------ DATA EXTRACT

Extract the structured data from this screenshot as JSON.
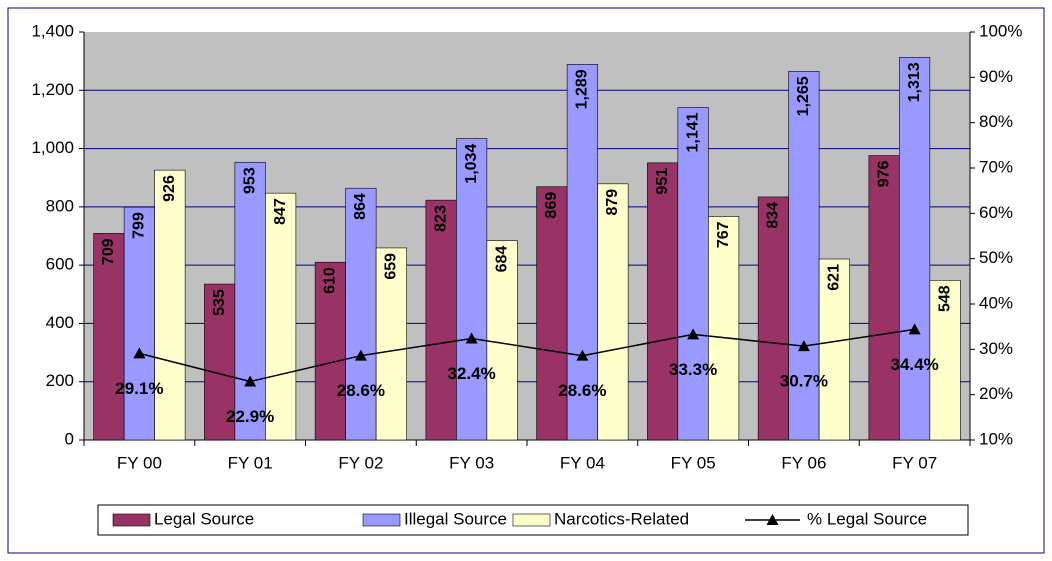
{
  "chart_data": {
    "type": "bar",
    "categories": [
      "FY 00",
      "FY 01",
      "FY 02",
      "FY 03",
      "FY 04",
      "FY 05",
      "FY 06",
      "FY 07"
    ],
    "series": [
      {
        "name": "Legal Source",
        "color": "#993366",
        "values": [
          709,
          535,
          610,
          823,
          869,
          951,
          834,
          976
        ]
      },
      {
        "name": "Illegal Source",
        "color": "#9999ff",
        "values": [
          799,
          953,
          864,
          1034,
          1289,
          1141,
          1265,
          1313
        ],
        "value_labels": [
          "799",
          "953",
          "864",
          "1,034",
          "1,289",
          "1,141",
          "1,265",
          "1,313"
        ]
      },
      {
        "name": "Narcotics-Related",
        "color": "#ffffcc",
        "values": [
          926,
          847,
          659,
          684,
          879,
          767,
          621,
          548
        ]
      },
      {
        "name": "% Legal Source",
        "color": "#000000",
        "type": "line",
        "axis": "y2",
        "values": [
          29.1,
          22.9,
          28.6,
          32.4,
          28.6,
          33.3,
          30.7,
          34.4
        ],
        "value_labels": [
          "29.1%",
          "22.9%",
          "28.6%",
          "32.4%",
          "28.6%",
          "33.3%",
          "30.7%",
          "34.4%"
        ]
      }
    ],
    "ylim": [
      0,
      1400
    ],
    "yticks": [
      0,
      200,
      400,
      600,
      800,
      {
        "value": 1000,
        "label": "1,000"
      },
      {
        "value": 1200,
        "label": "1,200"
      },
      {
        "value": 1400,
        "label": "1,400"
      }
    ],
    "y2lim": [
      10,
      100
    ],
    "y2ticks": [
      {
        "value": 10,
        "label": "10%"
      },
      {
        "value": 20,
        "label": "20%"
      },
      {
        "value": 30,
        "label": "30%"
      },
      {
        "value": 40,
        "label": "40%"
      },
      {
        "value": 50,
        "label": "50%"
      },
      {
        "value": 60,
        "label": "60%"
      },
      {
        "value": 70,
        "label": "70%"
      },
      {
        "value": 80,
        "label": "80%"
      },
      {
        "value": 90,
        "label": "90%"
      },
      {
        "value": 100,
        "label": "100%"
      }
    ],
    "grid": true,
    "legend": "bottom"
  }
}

------------
------ DATA EXTRACT

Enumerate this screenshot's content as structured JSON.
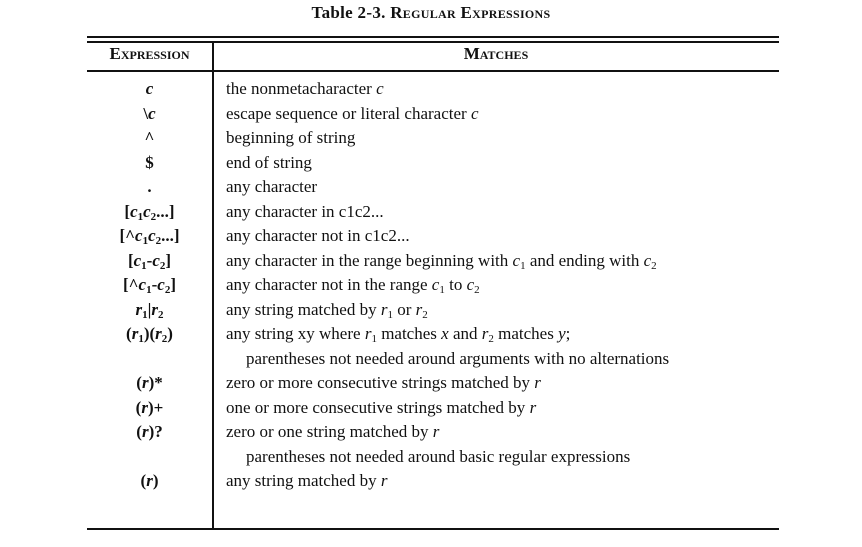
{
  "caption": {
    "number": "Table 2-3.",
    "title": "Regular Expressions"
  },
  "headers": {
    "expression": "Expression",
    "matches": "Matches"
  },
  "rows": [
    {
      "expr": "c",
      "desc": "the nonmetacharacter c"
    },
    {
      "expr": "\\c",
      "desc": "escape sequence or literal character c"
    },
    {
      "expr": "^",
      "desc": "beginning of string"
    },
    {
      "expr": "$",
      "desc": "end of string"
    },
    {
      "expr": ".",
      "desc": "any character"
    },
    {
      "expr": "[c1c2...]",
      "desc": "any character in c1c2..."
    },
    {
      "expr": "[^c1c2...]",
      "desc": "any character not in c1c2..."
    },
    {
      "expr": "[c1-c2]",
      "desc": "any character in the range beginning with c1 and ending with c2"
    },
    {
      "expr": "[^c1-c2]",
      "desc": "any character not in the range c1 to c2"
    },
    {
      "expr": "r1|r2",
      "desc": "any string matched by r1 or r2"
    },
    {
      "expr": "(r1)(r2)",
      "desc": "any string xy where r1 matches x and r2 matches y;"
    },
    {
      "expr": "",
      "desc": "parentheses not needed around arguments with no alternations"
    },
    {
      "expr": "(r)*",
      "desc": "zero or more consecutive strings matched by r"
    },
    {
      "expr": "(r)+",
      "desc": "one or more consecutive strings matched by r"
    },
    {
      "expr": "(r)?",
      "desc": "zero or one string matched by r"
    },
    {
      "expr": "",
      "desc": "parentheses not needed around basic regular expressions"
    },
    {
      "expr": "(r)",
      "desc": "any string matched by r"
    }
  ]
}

------------

WHAT THE TASK REQUIRES: Report only the number of lines in the data above that contain "with".

EXERCISE RESPONSE: 2